-- Start --

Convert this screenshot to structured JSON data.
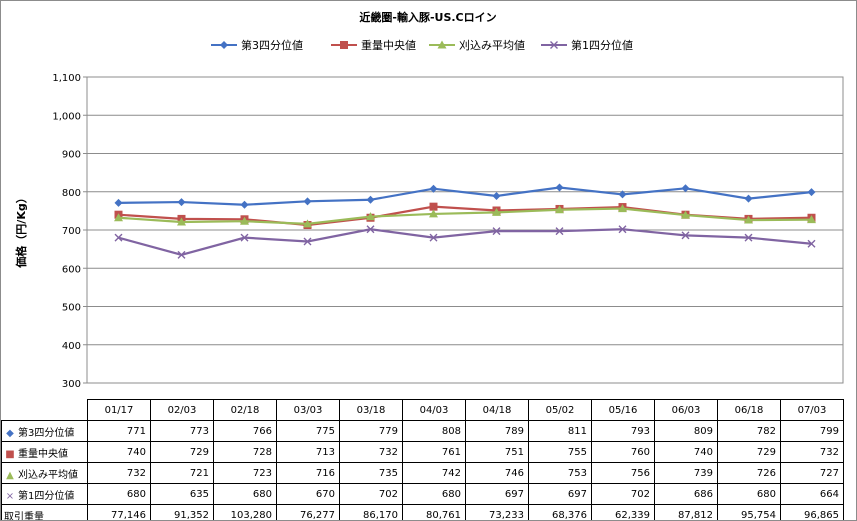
{
  "chart_data": {
    "type": "line",
    "title": "近畿圏-輸入豚-US.Cロイン",
    "ylabel": "価格（円/Kg）",
    "xlabel": "",
    "ylim": [
      300,
      1100
    ],
    "yticks": [
      300,
      400,
      500,
      600,
      700,
      800,
      900,
      1000,
      1100
    ],
    "ytick_labels": [
      "300",
      "400",
      "500",
      "600",
      "700",
      "800",
      "900",
      "1,000",
      "1,100"
    ],
    "grid": true,
    "legend": "top",
    "categories": [
      "01/17",
      "02/03",
      "02/18",
      "03/03",
      "03/18",
      "04/03",
      "04/18",
      "05/02",
      "05/16",
      "06/03",
      "06/18",
      "07/03"
    ],
    "series": [
      {
        "name": "第3四分位値",
        "color": "#4472c4",
        "marker": "diamond",
        "values": [
          771,
          773,
          766,
          775,
          779,
          808,
          789,
          811,
          793,
          809,
          782,
          799
        ]
      },
      {
        "name": "重量中央値",
        "color": "#c0504d",
        "marker": "square",
        "values": [
          740,
          729,
          728,
          713,
          732,
          761,
          751,
          755,
          760,
          740,
          729,
          732
        ]
      },
      {
        "name": "刈込み平均値",
        "color": "#9bbb59",
        "marker": "triangle",
        "values": [
          732,
          721,
          723,
          716,
          735,
          742,
          746,
          753,
          756,
          739,
          726,
          727
        ]
      },
      {
        "name": "第1四分位値",
        "color": "#8064a2",
        "marker": "x",
        "values": [
          680,
          635,
          680,
          670,
          702,
          680,
          697,
          697,
          702,
          686,
          680,
          664
        ]
      }
    ],
    "table": {
      "series_values": [
        [
          "771",
          "773",
          "766",
          "775",
          "779",
          "808",
          "789",
          "811",
          "793",
          "809",
          "782",
          "799"
        ],
        [
          "740",
          "729",
          "728",
          "713",
          "732",
          "761",
          "751",
          "755",
          "760",
          "740",
          "729",
          "732"
        ],
        [
          "732",
          "721",
          "723",
          "716",
          "735",
          "742",
          "746",
          "753",
          "756",
          "739",
          "726",
          "727"
        ],
        [
          "680",
          "635",
          "680",
          "670",
          "702",
          "680",
          "697",
          "697",
          "702",
          "686",
          "680",
          "664"
        ]
      ],
      "volume_label": "取引重量",
      "volume": [
        "77,146",
        "91,352",
        "103,280",
        "76,277",
        "86,170",
        "80,761",
        "73,233",
        "68,376",
        "62,339",
        "87,812",
        "95,754",
        "96,865"
      ]
    }
  }
}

-- End --

Do not include the images; transcribe the rest of the listing exactly.

> _FINAL RESULT_
Convert this screenshot to structured JSON data.
{
  "chart_data": {
    "type": "line",
    "title": "近畿圏-輸入豚-US.Cロイン",
    "ylabel": "価格（円/Kg）",
    "xlabel": "",
    "ylim": [
      300,
      1100
    ],
    "yticks": [
      300,
      400,
      500,
      600,
      700,
      800,
      900,
      1000,
      1100
    ],
    "ytick_labels": [
      "300",
      "400",
      "500",
      "600",
      "700",
      "800",
      "900",
      "1,000",
      "1,100"
    ],
    "grid": true,
    "legend": "top",
    "categories": [
      "01/17",
      "02/03",
      "02/18",
      "03/03",
      "03/18",
      "04/03",
      "04/18",
      "05/02",
      "05/16",
      "06/03",
      "06/18",
      "07/03"
    ],
    "series": [
      {
        "name": "第3四分位値",
        "color": "#4472c4",
        "marker": "diamond",
        "values": [
          771,
          773,
          766,
          775,
          779,
          808,
          789,
          811,
          793,
          809,
          782,
          799
        ]
      },
      {
        "name": "重量中央値",
        "color": "#c0504d",
        "marker": "square",
        "values": [
          740,
          729,
          728,
          713,
          732,
          761,
          751,
          755,
          760,
          740,
          729,
          732
        ]
      },
      {
        "name": "刈込み平均値",
        "color": "#9bbb59",
        "marker": "triangle",
        "values": [
          732,
          721,
          723,
          716,
          735,
          742,
          746,
          753,
          756,
          739,
          726,
          727
        ]
      },
      {
        "name": "第1四分位値",
        "color": "#8064a2",
        "marker": "x",
        "values": [
          680,
          635,
          680,
          670,
          702,
          680,
          697,
          697,
          702,
          686,
          680,
          664
        ]
      }
    ],
    "table": {
      "series_values": [
        [
          "771",
          "773",
          "766",
          "775",
          "779",
          "808",
          "789",
          "811",
          "793",
          "809",
          "782",
          "799"
        ],
        [
          "740",
          "729",
          "728",
          "713",
          "732",
          "761",
          "751",
          "755",
          "760",
          "740",
          "729",
          "732"
        ],
        [
          "732",
          "721",
          "723",
          "716",
          "735",
          "742",
          "746",
          "753",
          "756",
          "739",
          "726",
          "727"
        ],
        [
          "680",
          "635",
          "680",
          "670",
          "702",
          "680",
          "697",
          "697",
          "702",
          "686",
          "680",
          "664"
        ]
      ],
      "volume_label": "取引重量",
      "volume": [
        "77,146",
        "91,352",
        "103,280",
        "76,277",
        "86,170",
        "80,761",
        "73,233",
        "68,376",
        "62,339",
        "87,812",
        "95,754",
        "96,865"
      ]
    }
  }
}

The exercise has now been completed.